[Start of section]

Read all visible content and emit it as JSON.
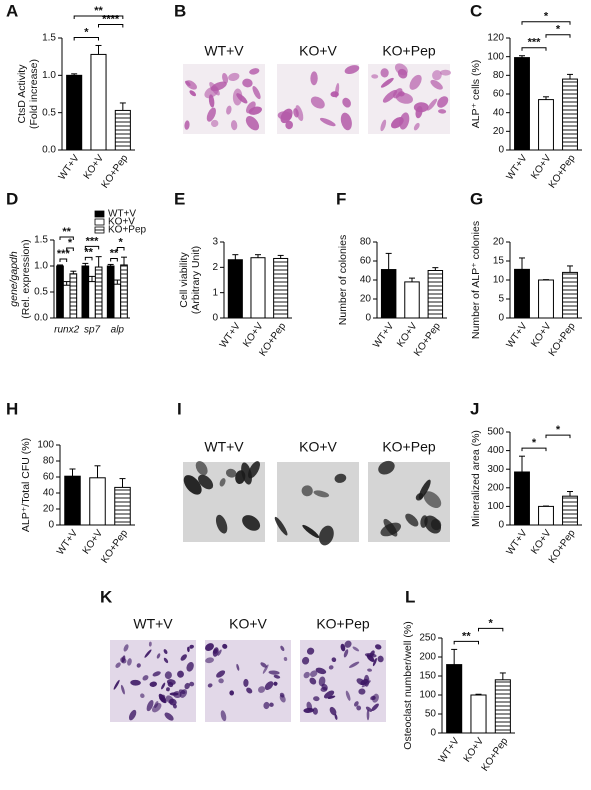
{
  "chart_data": [
    {
      "type": "bar",
      "panel": "A",
      "ylabel": [
        "CtsD Activity",
        "(Fold increase)"
      ],
      "categories": [
        "WT+V",
        "KO+V",
        "KO+Pep"
      ],
      "values": [
        1.0,
        1.28,
        0.53
      ],
      "errors": [
        0.02,
        0.12,
        0.1
      ],
      "fills": [
        "#000000",
        "#ffffff",
        "hatch"
      ],
      "ylim": [
        0,
        1.5
      ],
      "yticks": [
        {
          "value": 0,
          "label": "0.0"
        },
        0.5,
        {
          "value": 1,
          "label": "1.0"
        },
        1.5
      ],
      "significance": [
        {
          "from": 0,
          "to": 1,
          "label": "*"
        },
        {
          "from": 1,
          "to": 2,
          "label": "****"
        },
        {
          "from": 0,
          "to": 2,
          "label": "**"
        }
      ]
    },
    {
      "type": "bar",
      "panel": "C",
      "ylabel": [
        "ALP⁺ cells (%)"
      ],
      "categories": [
        "WT+V",
        "KO+V",
        "KO+Pep"
      ],
      "values": [
        99,
        54,
        76
      ],
      "errors": [
        2,
        3,
        5
      ],
      "fills": [
        "#000000",
        "#ffffff",
        "hatch"
      ],
      "ylim": [
        0,
        120
      ],
      "yticks": [
        0,
        20,
        40,
        60,
        80,
        100,
        120
      ],
      "significance": [
        {
          "from": 0,
          "to": 1,
          "label": "***"
        },
        {
          "from": 1,
          "to": 2,
          "label": "*"
        },
        {
          "from": 0,
          "to": 2,
          "label": "*"
        }
      ]
    },
    {
      "type": "grouped_bar",
      "panel": "D",
      "ylabel": [
        "gene/gapdh",
        "(Rel. expression)"
      ],
      "categories": [
        "runx2",
        "sp7",
        "alp"
      ],
      "italic_categories": true,
      "series": [
        {
          "name": "WT+V",
          "color": "#000000",
          "values": [
            1.0,
            1.0,
            1.0
          ],
          "errors": [
            0.02,
            0.05,
            0.03
          ]
        },
        {
          "name": "KO+V",
          "color": "#ffffff",
          "values": [
            0.63,
            0.7,
            0.65
          ],
          "errors": [
            0.07,
            0.1,
            0.08
          ]
        },
        {
          "name": "KO+Pep",
          "color": "hatch",
          "values": [
            0.85,
            0.98,
            1.02
          ],
          "errors": [
            0.05,
            0.2,
            0.15
          ]
        }
      ],
      "ylim": [
        0,
        1.5
      ],
      "yticks": [
        {
          "value": 0,
          "label": "0.0"
        },
        0.5,
        {
          "value": 1,
          "label": "1.0"
        },
        1.5
      ],
      "significance": [
        {
          "group": 0,
          "from": 0,
          "to": 1,
          "label": "***"
        },
        {
          "group": 0,
          "from": 1,
          "to": 2,
          "label": "*"
        },
        {
          "group": 0,
          "from": 0,
          "to": 2,
          "label": "**"
        },
        {
          "group": 1,
          "from": 0,
          "to": 1,
          "label": "**"
        },
        {
          "group": 1,
          "from": 0,
          "to": 2,
          "label": "***"
        },
        {
          "group": 2,
          "from": 0,
          "to": 1,
          "label": "**"
        },
        {
          "group": 2,
          "from": 1,
          "to": 2,
          "label": "*"
        }
      ]
    },
    {
      "type": "bar",
      "panel": "E",
      "ylabel": [
        "Cell viability",
        "(Arbitrary Unit)"
      ],
      "categories": [
        "WT+V",
        "KO+V",
        "KO+Pep"
      ],
      "values": [
        2.3,
        2.38,
        2.35
      ],
      "errors": [
        0.2,
        0.12,
        0.12
      ],
      "fills": [
        "#000000",
        "#ffffff",
        "hatch"
      ],
      "ylim": [
        0,
        3
      ],
      "yticks": [
        0,
        1,
        2,
        3
      ]
    },
    {
      "type": "bar",
      "panel": "F",
      "ylabel": [
        "Number of colonies"
      ],
      "categories": [
        "WT+V",
        "KO+V",
        "KO+Pep"
      ],
      "values": [
        51,
        38,
        50
      ],
      "errors": [
        17,
        4,
        3
      ],
      "fills": [
        "#000000",
        "#ffffff",
        "hatch"
      ],
      "ylim": [
        0,
        80
      ],
      "yticks": [
        0,
        20,
        40,
        60,
        80
      ]
    },
    {
      "type": "bar",
      "panel": "G",
      "ylabel": [
        "Number of ALP⁺ colonies"
      ],
      "categories": [
        "WT+V",
        "KO+V",
        "KO+Pep"
      ],
      "values": [
        12.8,
        10,
        12
      ],
      "errors": [
        3,
        0.1,
        1.7
      ],
      "fills": [
        "#000000",
        "#ffffff",
        "hatch"
      ],
      "ylim": [
        0,
        20
      ],
      "yticks": [
        0,
        5,
        10,
        15,
        20
      ]
    },
    {
      "type": "bar",
      "panel": "H",
      "ylabel": [
        "ALP⁺/Total CFU (%)"
      ],
      "categories": [
        "WT+V",
        "KO+V",
        "KO+Pep"
      ],
      "values": [
        61,
        59,
        47
      ],
      "errors": [
        9,
        15,
        11
      ],
      "fills": [
        "#000000",
        "#ffffff",
        "hatch"
      ],
      "ylim": [
        0,
        100
      ],
      "yticks": [
        0,
        20,
        40,
        60,
        80,
        100
      ]
    },
    {
      "type": "bar",
      "panel": "J",
      "ylabel": [
        "Mineralized area (%)"
      ],
      "categories": [
        "WT+V",
        "KO+V",
        "KO+Pep"
      ],
      "values": [
        285,
        100,
        155
      ],
      "errors": [
        85,
        2,
        25
      ],
      "fills": [
        "#000000",
        "#ffffff",
        "hatch"
      ],
      "ylim": [
        0,
        500
      ],
      "yticks": [
        0,
        100,
        200,
        300,
        400,
        500
      ],
      "significance": [
        {
          "from": 0,
          "to": 1,
          "label": "*"
        },
        {
          "from": 1,
          "to": 2,
          "label": "*"
        }
      ]
    },
    {
      "type": "bar",
      "panel": "L",
      "ylabel": [
        "Osteoclast number/well (%)"
      ],
      "categories": [
        "WT+V",
        "KO+V",
        "KO+Pep"
      ],
      "values": [
        180,
        100,
        140
      ],
      "errors": [
        40,
        2,
        18
      ],
      "fills": [
        "#000000",
        "#ffffff",
        "hatch"
      ],
      "ylim": [
        0,
        250
      ],
      "yticks": [
        0,
        50,
        100,
        150,
        200,
        250
      ],
      "significance": [
        {
          "from": 0,
          "to": 1,
          "label": "**"
        },
        {
          "from": 1,
          "to": 2,
          "label": "*"
        }
      ]
    }
  ],
  "image_panels": [
    {
      "panel": "B",
      "labels": [
        "WT+V",
        "KO+V",
        "KO+Pep"
      ]
    },
    {
      "panel": "I",
      "labels": [
        "WT+V",
        "KO+V",
        "KO+Pep"
      ]
    },
    {
      "panel": "K",
      "labels": [
        "WT+V",
        "KO+V",
        "KO+Pep"
      ]
    }
  ]
}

[End of section]

▶ **WHAT THE EXERCISE ASKS**: No pictures, please. Output the listing above exactly as it stands.

▶ **WRITTEN ANSWER**:
Read all visible content and emit it as JSON.
{
  "chart_data": [
    {
      "type": "bar",
      "panel": "A",
      "ylabel": [
        "CtsD Activity",
        "(Fold increase)"
      ],
      "categories": [
        "WT+V",
        "KO+V",
        "KO+Pep"
      ],
      "values": [
        1.0,
        1.28,
        0.53
      ],
      "errors": [
        0.02,
        0.12,
        0.1
      ],
      "fills": [
        "#000000",
        "#ffffff",
        "hatch"
      ],
      "ylim": [
        0,
        1.5
      ],
      "yticks": [
        {
          "value": 0,
          "label": "0.0"
        },
        0.5,
        {
          "value": 1,
          "label": "1.0"
        },
        1.5
      ],
      "significance": [
        {
          "from": 0,
          "to": 1,
          "label": "*"
        },
        {
          "from": 1,
          "to": 2,
          "label": "****"
        },
        {
          "from": 0,
          "to": 2,
          "label": "**"
        }
      ]
    },
    {
      "type": "bar",
      "panel": "C",
      "ylabel": [
        "ALP⁺ cells (%)"
      ],
      "categories": [
        "WT+V",
        "KO+V",
        "KO+Pep"
      ],
      "values": [
        99,
        54,
        76
      ],
      "errors": [
        2,
        3,
        5
      ],
      "fills": [
        "#000000",
        "#ffffff",
        "hatch"
      ],
      "ylim": [
        0,
        120
      ],
      "yticks": [
        0,
        20,
        40,
        60,
        80,
        100,
        120
      ],
      "significance": [
        {
          "from": 0,
          "to": 1,
          "label": "***"
        },
        {
          "from": 1,
          "to": 2,
          "label": "*"
        },
        {
          "from": 0,
          "to": 2,
          "label": "*"
        }
      ]
    },
    {
      "type": "grouped_bar",
      "panel": "D",
      "ylabel": [
        "gene/gapdh",
        "(Rel. expression)"
      ],
      "categories": [
        "runx2",
        "sp7",
        "alp"
      ],
      "italic_categories": true,
      "series": [
        {
          "name": "WT+V",
          "color": "#000000",
          "values": [
            1.0,
            1.0,
            1.0
          ],
          "errors": [
            0.02,
            0.05,
            0.03
          ]
        },
        {
          "name": "KO+V",
          "color": "#ffffff",
          "values": [
            0.63,
            0.7,
            0.65
          ],
          "errors": [
            0.07,
            0.1,
            0.08
          ]
        },
        {
          "name": "KO+Pep",
          "color": "hatch",
          "values": [
            0.85,
            0.98,
            1.02
          ],
          "errors": [
            0.05,
            0.2,
            0.15
          ]
        }
      ],
      "ylim": [
        0,
        1.5
      ],
      "yticks": [
        {
          "value": 0,
          "label": "0.0"
        },
        0.5,
        {
          "value": 1,
          "label": "1.0"
        },
        1.5
      ],
      "significance": [
        {
          "group": 0,
          "from": 0,
          "to": 1,
          "label": "***"
        },
        {
          "group": 0,
          "from": 1,
          "to": 2,
          "label": "*"
        },
        {
          "group": 0,
          "from": 0,
          "to": 2,
          "label": "**"
        },
        {
          "group": 1,
          "from": 0,
          "to": 1,
          "label": "**"
        },
        {
          "group": 1,
          "from": 0,
          "to": 2,
          "label": "***"
        },
        {
          "group": 2,
          "from": 0,
          "to": 1,
          "label": "**"
        },
        {
          "group": 2,
          "from": 1,
          "to": 2,
          "label": "*"
        }
      ]
    },
    {
      "type": "bar",
      "panel": "E",
      "ylabel": [
        "Cell viability",
        "(Arbitrary Unit)"
      ],
      "categories": [
        "WT+V",
        "KO+V",
        "KO+Pep"
      ],
      "values": [
        2.3,
        2.38,
        2.35
      ],
      "errors": [
        0.2,
        0.12,
        0.12
      ],
      "fills": [
        "#000000",
        "#ffffff",
        "hatch"
      ],
      "ylim": [
        0,
        3
      ],
      "yticks": [
        0,
        1,
        2,
        3
      ]
    },
    {
      "type": "bar",
      "panel": "F",
      "ylabel": [
        "Number of colonies"
      ],
      "categories": [
        "WT+V",
        "KO+V",
        "KO+Pep"
      ],
      "values": [
        51,
        38,
        50
      ],
      "errors": [
        17,
        4,
        3
      ],
      "fills": [
        "#000000",
        "#ffffff",
        "hatch"
      ],
      "ylim": [
        0,
        80
      ],
      "yticks": [
        0,
        20,
        40,
        60,
        80
      ]
    },
    {
      "type": "bar",
      "panel": "G",
      "ylabel": [
        "Number of ALP⁺ colonies"
      ],
      "categories": [
        "WT+V",
        "KO+V",
        "KO+Pep"
      ],
      "values": [
        12.8,
        10,
        12
      ],
      "errors": [
        3,
        0.1,
        1.7
      ],
      "fills": [
        "#000000",
        "#ffffff",
        "hatch"
      ],
      "ylim": [
        0,
        20
      ],
      "yticks": [
        0,
        5,
        10,
        15,
        20
      ]
    },
    {
      "type": "bar",
      "panel": "H",
      "ylabel": [
        "ALP⁺/Total CFU (%)"
      ],
      "categories": [
        "WT+V",
        "KO+V",
        "KO+Pep"
      ],
      "values": [
        61,
        59,
        47
      ],
      "errors": [
        9,
        15,
        11
      ],
      "fills": [
        "#000000",
        "#ffffff",
        "hatch"
      ],
      "ylim": [
        0,
        100
      ],
      "yticks": [
        0,
        20,
        40,
        60,
        80,
        100
      ]
    },
    {
      "type": "bar",
      "panel": "J",
      "ylabel": [
        "Mineralized area (%)"
      ],
      "categories": [
        "WT+V",
        "KO+V",
        "KO+Pep"
      ],
      "values": [
        285,
        100,
        155
      ],
      "errors": [
        85,
        2,
        25
      ],
      "fills": [
        "#000000",
        "#ffffff",
        "hatch"
      ],
      "ylim": [
        0,
        500
      ],
      "yticks": [
        0,
        100,
        200,
        300,
        400,
        500
      ],
      "significance": [
        {
          "from": 0,
          "to": 1,
          "label": "*"
        },
        {
          "from": 1,
          "to": 2,
          "label": "*"
        }
      ]
    },
    {
      "type": "bar",
      "panel": "L",
      "ylabel": [
        "Osteoclast number/well (%)"
      ],
      "categories": [
        "WT+V",
        "KO+V",
        "KO+Pep"
      ],
      "values": [
        180,
        100,
        140
      ],
      "errors": [
        40,
        2,
        18
      ],
      "fills": [
        "#000000",
        "#ffffff",
        "hatch"
      ],
      "ylim": [
        0,
        250
      ],
      "yticks": [
        0,
        50,
        100,
        150,
        200,
        250
      ],
      "significance": [
        {
          "from": 0,
          "to": 1,
          "label": "**"
        },
        {
          "from": 1,
          "to": 2,
          "label": "*"
        }
      ]
    }
  ],
  "image_panels": [
    {
      "panel": "B",
      "labels": [
        "WT+V",
        "KO+V",
        "KO+Pep"
      ]
    },
    {
      "panel": "I",
      "labels": [
        "WT+V",
        "KO+V",
        "KO+Pep"
      ]
    },
    {
      "panel": "K",
      "labels": [
        "WT+V",
        "KO+V",
        "KO+Pep"
      ]
    }
  ]
}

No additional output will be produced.